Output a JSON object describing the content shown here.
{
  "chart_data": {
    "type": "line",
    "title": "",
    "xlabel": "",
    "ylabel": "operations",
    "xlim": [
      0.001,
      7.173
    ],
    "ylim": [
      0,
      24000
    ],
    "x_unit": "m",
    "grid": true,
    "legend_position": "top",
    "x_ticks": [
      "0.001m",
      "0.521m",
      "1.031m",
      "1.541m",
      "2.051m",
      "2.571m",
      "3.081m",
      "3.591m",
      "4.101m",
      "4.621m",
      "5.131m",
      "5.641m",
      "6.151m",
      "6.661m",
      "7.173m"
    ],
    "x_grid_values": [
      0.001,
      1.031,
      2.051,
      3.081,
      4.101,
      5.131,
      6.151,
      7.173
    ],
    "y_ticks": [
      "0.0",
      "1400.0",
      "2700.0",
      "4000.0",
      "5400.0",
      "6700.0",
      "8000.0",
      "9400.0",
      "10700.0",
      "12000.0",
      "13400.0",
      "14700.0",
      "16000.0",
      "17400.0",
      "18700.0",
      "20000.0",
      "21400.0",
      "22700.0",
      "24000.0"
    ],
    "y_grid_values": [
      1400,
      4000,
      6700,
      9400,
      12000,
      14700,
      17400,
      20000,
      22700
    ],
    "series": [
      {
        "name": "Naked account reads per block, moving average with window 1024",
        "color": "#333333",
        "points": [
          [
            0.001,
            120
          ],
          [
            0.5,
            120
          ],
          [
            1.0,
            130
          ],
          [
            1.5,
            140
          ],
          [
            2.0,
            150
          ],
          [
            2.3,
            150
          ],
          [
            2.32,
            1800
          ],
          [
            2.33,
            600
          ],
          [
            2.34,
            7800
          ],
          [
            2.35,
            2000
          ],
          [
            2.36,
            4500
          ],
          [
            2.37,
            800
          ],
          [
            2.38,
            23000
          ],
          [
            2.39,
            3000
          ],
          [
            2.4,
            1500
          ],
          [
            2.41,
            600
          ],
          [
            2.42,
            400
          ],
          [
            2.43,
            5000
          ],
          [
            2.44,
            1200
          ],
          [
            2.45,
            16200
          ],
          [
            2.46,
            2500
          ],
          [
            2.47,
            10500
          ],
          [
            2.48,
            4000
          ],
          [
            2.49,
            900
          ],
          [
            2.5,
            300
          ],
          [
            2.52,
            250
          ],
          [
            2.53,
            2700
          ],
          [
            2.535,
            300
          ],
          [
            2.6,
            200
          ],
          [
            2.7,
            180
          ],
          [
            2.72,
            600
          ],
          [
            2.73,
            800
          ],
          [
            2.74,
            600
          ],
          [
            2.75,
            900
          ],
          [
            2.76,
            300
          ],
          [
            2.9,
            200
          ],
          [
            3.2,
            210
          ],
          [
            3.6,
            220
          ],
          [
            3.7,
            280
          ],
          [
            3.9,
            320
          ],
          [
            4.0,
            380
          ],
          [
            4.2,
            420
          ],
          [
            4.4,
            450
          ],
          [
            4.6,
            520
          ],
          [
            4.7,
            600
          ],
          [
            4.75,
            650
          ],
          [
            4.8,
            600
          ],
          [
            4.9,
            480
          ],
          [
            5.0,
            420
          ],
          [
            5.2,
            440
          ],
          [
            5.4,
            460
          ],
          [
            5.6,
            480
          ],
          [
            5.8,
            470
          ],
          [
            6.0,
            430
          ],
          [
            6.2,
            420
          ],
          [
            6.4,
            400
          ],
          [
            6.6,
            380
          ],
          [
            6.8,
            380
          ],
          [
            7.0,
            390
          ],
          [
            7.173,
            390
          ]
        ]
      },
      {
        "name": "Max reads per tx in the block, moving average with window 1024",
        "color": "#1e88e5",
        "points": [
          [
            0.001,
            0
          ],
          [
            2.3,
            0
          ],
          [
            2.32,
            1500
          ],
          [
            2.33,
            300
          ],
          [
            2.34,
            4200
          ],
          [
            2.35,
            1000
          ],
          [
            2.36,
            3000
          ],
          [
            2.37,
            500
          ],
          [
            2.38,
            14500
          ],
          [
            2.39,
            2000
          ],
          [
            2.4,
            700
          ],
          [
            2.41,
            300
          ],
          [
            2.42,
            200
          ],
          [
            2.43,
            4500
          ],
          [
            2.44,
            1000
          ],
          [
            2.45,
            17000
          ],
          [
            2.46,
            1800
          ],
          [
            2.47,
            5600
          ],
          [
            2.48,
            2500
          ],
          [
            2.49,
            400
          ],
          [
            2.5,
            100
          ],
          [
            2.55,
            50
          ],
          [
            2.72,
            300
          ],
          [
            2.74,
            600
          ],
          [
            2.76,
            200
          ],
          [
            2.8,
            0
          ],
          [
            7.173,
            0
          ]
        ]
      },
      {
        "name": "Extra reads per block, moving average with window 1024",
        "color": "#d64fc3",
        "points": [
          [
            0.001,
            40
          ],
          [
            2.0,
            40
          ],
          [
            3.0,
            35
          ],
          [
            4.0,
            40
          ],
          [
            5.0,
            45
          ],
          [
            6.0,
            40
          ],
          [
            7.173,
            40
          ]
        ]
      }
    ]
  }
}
◇ ◇ ◇ ◇ ◇
EXERCISE INSTRUCTIONS:
Output all of the material, please, exactly as it stands.

WRITTEN REPLY:
Output a JSON object describing the content shown here.
{
  "chart_data": {
    "type": "line",
    "title": "",
    "xlabel": "",
    "ylabel": "operations",
    "xlim": [
      0.001,
      7.173
    ],
    "ylim": [
      0,
      24000
    ],
    "x_unit": "m",
    "grid": true,
    "legend_position": "top",
    "x_ticks": [
      "0.001m",
      "0.521m",
      "1.031m",
      "1.541m",
      "2.051m",
      "2.571m",
      "3.081m",
      "3.591m",
      "4.101m",
      "4.621m",
      "5.131m",
      "5.641m",
      "6.151m",
      "6.661m",
      "7.173m"
    ],
    "x_grid_values": [
      0.001,
      1.031,
      2.051,
      3.081,
      4.101,
      5.131,
      6.151,
      7.173
    ],
    "y_ticks": [
      "0.0",
      "1400.0",
      "2700.0",
      "4000.0",
      "5400.0",
      "6700.0",
      "8000.0",
      "9400.0",
      "10700.0",
      "12000.0",
      "13400.0",
      "14700.0",
      "16000.0",
      "17400.0",
      "18700.0",
      "20000.0",
      "21400.0",
      "22700.0",
      "24000.0"
    ],
    "y_grid_values": [
      1400,
      4000,
      6700,
      9400,
      12000,
      14700,
      17400,
      20000,
      22700
    ],
    "series": [
      {
        "name": "Naked account reads per block, moving average with window 1024",
        "color": "#333333",
        "points": [
          [
            0.001,
            120
          ],
          [
            0.5,
            120
          ],
          [
            1.0,
            130
          ],
          [
            1.5,
            140
          ],
          [
            2.0,
            150
          ],
          [
            2.3,
            150
          ],
          [
            2.32,
            1800
          ],
          [
            2.33,
            600
          ],
          [
            2.34,
            7800
          ],
          [
            2.35,
            2000
          ],
          [
            2.36,
            4500
          ],
          [
            2.37,
            800
          ],
          [
            2.38,
            23000
          ],
          [
            2.39,
            3000
          ],
          [
            2.4,
            1500
          ],
          [
            2.41,
            600
          ],
          [
            2.42,
            400
          ],
          [
            2.43,
            5000
          ],
          [
            2.44,
            1200
          ],
          [
            2.45,
            16200
          ],
          [
            2.46,
            2500
          ],
          [
            2.47,
            10500
          ],
          [
            2.48,
            4000
          ],
          [
            2.49,
            900
          ],
          [
            2.5,
            300
          ],
          [
            2.52,
            250
          ],
          [
            2.53,
            2700
          ],
          [
            2.535,
            300
          ],
          [
            2.6,
            200
          ],
          [
            2.7,
            180
          ],
          [
            2.72,
            600
          ],
          [
            2.73,
            800
          ],
          [
            2.74,
            600
          ],
          [
            2.75,
            900
          ],
          [
            2.76,
            300
          ],
          [
            2.9,
            200
          ],
          [
            3.2,
            210
          ],
          [
            3.6,
            220
          ],
          [
            3.7,
            280
          ],
          [
            3.9,
            320
          ],
          [
            4.0,
            380
          ],
          [
            4.2,
            420
          ],
          [
            4.4,
            450
          ],
          [
            4.6,
            520
          ],
          [
            4.7,
            600
          ],
          [
            4.75,
            650
          ],
          [
            4.8,
            600
          ],
          [
            4.9,
            480
          ],
          [
            5.0,
            420
          ],
          [
            5.2,
            440
          ],
          [
            5.4,
            460
          ],
          [
            5.6,
            480
          ],
          [
            5.8,
            470
          ],
          [
            6.0,
            430
          ],
          [
            6.2,
            420
          ],
          [
            6.4,
            400
          ],
          [
            6.6,
            380
          ],
          [
            6.8,
            380
          ],
          [
            7.0,
            390
          ],
          [
            7.173,
            390
          ]
        ]
      },
      {
        "name": "Max reads per tx in the block, moving average with window 1024",
        "color": "#1e88e5",
        "points": [
          [
            0.001,
            0
          ],
          [
            2.3,
            0
          ],
          [
            2.32,
            1500
          ],
          [
            2.33,
            300
          ],
          [
            2.34,
            4200
          ],
          [
            2.35,
            1000
          ],
          [
            2.36,
            3000
          ],
          [
            2.37,
            500
          ],
          [
            2.38,
            14500
          ],
          [
            2.39,
            2000
          ],
          [
            2.4,
            700
          ],
          [
            2.41,
            300
          ],
          [
            2.42,
            200
          ],
          [
            2.43,
            4500
          ],
          [
            2.44,
            1000
          ],
          [
            2.45,
            17000
          ],
          [
            2.46,
            1800
          ],
          [
            2.47,
            5600
          ],
          [
            2.48,
            2500
          ],
          [
            2.49,
            400
          ],
          [
            2.5,
            100
          ],
          [
            2.55,
            50
          ],
          [
            2.72,
            300
          ],
          [
            2.74,
            600
          ],
          [
            2.76,
            200
          ],
          [
            2.8,
            0
          ],
          [
            7.173,
            0
          ]
        ]
      },
      {
        "name": "Extra reads per block, moving average with window 1024",
        "color": "#d64fc3",
        "points": [
          [
            0.001,
            40
          ],
          [
            2.0,
            40
          ],
          [
            3.0,
            35
          ],
          [
            4.0,
            40
          ],
          [
            5.0,
            45
          ],
          [
            6.0,
            40
          ],
          [
            7.173,
            40
          ]
        ]
      }
    ]
  }
}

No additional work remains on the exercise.